── INPUT

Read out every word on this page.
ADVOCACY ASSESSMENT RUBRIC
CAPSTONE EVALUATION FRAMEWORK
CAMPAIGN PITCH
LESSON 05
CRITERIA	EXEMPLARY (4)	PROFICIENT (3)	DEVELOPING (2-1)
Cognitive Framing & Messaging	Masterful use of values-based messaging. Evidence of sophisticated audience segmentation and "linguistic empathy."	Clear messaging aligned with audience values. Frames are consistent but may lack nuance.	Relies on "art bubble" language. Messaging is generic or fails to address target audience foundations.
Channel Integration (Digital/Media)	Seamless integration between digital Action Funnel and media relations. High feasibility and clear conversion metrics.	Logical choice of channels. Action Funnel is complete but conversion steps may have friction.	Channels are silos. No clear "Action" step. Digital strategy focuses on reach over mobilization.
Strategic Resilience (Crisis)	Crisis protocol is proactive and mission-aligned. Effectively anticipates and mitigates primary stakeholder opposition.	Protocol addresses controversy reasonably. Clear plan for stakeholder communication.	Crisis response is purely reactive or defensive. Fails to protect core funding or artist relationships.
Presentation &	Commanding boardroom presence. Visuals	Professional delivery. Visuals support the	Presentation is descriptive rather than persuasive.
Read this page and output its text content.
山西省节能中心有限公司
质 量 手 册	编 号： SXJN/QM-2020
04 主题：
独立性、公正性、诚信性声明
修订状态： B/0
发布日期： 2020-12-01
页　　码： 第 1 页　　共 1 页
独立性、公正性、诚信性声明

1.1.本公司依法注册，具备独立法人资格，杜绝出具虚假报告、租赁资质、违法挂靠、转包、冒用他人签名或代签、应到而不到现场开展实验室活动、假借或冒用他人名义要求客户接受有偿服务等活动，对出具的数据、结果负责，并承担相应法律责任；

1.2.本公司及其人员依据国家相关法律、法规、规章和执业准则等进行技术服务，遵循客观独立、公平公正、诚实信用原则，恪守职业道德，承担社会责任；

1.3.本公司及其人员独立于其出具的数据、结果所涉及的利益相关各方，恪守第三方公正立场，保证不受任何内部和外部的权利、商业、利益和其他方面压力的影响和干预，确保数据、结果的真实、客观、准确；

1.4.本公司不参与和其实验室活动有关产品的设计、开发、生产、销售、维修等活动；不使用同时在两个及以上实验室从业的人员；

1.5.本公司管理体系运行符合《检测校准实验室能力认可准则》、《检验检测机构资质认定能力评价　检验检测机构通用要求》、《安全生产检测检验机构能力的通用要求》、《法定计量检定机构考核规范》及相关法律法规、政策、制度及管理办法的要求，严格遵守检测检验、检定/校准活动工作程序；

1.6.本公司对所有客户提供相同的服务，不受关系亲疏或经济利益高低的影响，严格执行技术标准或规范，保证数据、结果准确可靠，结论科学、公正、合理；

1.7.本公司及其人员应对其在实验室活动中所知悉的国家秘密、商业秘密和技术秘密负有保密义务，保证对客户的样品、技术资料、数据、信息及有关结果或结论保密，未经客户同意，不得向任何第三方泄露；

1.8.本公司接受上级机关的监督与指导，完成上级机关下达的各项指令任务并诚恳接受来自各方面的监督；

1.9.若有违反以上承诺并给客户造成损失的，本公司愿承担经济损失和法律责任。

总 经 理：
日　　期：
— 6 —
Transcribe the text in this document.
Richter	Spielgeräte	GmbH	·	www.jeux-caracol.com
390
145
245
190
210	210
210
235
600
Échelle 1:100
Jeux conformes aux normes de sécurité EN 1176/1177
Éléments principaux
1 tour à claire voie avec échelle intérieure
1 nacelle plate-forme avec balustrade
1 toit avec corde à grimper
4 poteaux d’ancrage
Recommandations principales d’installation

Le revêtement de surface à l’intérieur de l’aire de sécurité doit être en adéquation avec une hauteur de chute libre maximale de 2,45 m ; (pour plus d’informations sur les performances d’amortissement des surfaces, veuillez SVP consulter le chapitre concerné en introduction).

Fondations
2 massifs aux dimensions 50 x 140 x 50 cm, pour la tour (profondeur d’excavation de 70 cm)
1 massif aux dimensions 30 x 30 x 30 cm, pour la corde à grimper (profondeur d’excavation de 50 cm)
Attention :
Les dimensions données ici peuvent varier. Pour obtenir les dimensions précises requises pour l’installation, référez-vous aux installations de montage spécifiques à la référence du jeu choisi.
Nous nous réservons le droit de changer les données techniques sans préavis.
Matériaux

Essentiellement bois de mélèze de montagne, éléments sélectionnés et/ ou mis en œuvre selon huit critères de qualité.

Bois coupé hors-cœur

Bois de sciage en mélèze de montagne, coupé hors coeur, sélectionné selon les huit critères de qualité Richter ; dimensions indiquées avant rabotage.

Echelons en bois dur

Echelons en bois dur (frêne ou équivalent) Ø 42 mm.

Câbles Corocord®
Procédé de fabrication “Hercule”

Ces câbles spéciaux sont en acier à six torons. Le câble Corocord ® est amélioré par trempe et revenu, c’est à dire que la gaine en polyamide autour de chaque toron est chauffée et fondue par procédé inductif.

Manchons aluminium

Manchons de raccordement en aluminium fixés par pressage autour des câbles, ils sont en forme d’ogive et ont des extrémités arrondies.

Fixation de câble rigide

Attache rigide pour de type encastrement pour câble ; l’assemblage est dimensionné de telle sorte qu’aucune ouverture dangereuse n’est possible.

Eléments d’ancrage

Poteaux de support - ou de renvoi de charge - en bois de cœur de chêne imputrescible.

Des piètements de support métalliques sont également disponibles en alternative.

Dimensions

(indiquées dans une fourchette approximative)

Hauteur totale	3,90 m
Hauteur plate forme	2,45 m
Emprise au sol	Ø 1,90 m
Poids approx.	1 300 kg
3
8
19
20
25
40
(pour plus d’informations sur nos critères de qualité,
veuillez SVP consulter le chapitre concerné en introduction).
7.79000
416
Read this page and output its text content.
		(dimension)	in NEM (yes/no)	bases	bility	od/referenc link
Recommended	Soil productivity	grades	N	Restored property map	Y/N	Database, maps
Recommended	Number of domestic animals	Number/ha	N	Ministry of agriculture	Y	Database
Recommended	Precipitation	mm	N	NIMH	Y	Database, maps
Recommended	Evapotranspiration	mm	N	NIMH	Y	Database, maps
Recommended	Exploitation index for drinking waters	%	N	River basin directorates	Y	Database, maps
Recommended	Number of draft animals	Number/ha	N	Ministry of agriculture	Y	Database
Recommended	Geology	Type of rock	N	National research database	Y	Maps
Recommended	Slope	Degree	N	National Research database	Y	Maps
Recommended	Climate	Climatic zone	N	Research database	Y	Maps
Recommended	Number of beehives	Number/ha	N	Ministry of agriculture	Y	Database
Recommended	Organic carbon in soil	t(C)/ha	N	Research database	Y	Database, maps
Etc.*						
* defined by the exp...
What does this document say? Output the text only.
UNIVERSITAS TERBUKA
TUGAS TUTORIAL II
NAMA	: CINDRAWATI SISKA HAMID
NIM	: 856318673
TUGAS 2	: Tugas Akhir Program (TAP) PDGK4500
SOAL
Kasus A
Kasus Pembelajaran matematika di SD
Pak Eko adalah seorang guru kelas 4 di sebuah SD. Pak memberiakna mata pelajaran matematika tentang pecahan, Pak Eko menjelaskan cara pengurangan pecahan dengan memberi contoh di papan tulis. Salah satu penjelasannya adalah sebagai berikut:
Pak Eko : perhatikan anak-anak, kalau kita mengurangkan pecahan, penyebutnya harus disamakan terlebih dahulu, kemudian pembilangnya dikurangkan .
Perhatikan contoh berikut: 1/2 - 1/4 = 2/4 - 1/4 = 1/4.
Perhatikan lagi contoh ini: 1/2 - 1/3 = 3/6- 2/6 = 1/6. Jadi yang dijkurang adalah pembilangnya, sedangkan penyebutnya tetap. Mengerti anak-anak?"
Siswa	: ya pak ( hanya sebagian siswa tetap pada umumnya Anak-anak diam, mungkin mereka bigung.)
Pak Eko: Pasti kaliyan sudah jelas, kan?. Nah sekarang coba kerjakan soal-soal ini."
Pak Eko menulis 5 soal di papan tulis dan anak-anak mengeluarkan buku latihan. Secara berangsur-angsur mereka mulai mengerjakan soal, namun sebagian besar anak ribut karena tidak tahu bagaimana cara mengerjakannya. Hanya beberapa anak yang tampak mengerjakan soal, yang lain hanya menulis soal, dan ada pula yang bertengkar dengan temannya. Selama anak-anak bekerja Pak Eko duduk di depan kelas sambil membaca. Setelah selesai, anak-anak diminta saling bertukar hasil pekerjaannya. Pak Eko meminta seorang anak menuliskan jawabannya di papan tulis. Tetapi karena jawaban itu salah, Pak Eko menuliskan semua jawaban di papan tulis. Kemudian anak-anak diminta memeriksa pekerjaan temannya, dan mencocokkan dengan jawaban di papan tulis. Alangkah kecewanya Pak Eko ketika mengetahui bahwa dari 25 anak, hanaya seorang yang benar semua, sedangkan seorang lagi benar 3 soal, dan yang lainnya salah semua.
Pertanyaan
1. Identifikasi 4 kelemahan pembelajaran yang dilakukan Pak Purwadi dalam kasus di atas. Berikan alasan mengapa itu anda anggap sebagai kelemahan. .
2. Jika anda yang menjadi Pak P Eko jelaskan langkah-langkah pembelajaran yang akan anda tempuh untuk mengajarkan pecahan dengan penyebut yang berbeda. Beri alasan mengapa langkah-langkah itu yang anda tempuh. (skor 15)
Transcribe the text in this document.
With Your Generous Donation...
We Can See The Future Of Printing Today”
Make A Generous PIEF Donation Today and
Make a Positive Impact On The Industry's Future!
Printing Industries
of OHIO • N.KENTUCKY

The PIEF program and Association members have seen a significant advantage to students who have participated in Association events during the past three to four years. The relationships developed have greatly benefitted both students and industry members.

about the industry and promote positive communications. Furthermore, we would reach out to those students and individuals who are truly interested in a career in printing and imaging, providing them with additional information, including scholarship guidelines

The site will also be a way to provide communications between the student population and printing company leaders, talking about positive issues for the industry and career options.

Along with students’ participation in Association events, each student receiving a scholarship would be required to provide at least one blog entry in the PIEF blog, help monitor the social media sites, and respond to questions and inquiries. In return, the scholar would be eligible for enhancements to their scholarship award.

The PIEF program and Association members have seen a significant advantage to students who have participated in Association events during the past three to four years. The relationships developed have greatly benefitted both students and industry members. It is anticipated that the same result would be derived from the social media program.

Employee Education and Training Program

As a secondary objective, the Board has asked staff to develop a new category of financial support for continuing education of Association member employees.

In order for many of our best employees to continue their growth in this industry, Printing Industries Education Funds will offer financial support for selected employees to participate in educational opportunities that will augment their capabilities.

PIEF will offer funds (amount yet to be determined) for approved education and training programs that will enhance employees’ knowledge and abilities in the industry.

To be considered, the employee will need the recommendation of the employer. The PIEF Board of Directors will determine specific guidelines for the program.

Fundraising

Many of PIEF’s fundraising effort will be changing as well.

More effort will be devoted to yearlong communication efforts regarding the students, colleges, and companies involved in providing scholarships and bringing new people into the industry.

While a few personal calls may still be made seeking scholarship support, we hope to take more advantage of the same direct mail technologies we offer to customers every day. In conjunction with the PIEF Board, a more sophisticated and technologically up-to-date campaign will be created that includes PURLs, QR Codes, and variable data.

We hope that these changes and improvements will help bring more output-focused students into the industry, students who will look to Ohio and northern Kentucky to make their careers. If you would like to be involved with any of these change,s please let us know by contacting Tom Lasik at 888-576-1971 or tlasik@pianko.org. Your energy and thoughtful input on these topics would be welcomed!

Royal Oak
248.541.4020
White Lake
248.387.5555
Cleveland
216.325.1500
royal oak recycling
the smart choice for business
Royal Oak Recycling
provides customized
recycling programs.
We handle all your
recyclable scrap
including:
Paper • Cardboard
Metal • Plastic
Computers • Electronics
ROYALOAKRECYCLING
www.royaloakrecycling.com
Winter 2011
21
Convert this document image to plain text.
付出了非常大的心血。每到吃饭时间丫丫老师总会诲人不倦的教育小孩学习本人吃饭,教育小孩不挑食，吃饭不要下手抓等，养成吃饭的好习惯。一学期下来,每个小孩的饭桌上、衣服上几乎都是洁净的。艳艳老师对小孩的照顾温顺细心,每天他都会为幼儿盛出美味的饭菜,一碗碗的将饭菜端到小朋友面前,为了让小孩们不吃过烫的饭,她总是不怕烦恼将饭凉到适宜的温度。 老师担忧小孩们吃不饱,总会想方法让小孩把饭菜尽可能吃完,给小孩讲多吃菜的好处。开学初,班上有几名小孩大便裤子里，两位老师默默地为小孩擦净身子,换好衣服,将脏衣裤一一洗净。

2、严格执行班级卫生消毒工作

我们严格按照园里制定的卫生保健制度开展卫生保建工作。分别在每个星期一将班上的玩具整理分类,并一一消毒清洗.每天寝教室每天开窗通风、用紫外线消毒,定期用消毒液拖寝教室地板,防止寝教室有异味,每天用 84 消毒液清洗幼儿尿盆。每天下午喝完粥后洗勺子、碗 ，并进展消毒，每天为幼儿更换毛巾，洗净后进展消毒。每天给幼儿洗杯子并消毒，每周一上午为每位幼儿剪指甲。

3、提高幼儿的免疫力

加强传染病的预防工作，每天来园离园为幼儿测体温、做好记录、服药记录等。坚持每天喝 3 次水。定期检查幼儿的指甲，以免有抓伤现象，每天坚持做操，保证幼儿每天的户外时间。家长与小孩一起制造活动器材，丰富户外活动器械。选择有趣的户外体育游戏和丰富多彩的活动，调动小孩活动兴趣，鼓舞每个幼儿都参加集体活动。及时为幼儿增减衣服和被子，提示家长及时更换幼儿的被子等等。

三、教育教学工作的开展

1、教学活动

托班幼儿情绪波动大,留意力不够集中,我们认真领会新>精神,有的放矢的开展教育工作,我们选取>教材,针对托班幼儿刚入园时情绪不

────

WHAT IS NEEDED: Search the entries for the word "introduction", then gather every line that has it.

CORRECT OUTPUT:
Le revêtement de surface à l’intérieur de l’aire de sécurité doit être en adéquation avec une hauteur de chute libre maximale de 2,45 m ; (pour plus d’informations sur les performances d’amortissement des surfaces, veuillez SVP consulter le chapitre concerné en introduction).
veuillez SVP consulter le chapitre concerné en introduction).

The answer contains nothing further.